Copy out all of the material exactly.

SOURCE RECORDS
....
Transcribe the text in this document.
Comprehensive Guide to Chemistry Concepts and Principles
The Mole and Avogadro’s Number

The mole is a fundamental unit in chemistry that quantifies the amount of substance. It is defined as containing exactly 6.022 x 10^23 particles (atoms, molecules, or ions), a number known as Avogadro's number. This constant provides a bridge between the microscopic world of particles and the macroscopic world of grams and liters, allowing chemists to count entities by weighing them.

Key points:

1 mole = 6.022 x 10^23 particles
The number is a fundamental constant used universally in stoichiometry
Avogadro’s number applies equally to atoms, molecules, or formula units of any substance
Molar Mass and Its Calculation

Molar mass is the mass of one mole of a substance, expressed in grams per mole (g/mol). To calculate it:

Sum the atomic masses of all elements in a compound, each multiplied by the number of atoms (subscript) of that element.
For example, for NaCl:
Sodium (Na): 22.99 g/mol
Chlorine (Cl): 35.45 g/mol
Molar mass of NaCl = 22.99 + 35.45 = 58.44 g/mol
....
FINAL RESULT
Transcribe the text in this document.
Comprehensive Guide to Chemistry Concepts and Principles
The Mole and Avogadro’s Number

The mole is a fundamental unit in chemistry that quantifies the amount of substance. It is defined as containing exactly 6.022 x 10^23 particles (atoms, molecules, or ions), a number known as Avogadro's number. This constant provides a bridge between the microscopic world of particles and the macroscopic world of grams and liters, allowing chemists to count entities by weighing them.

Key points:

1 mole = 6.022 x 10^23 particles
The number is a fundamental constant used universally in stoichiometry
Avogadro’s number applies equally to atoms, molecules, or formula units of any substance
Molar Mass and Its Calculation

Molar mass is the mass of one mole of a substance, expressed in grams per mole (g/mol). To calculate it:

Sum the atomic masses of all elements in a compound, each multiplied by the number of atoms (subscript) of that element.
For example, for NaCl:
Sodium (Na): 22.99 g/mol
Chlorine (Cl): 35.45 g/mol
Molar mass of NaCl = 22.99 + 35.45 = 58.44 g/mol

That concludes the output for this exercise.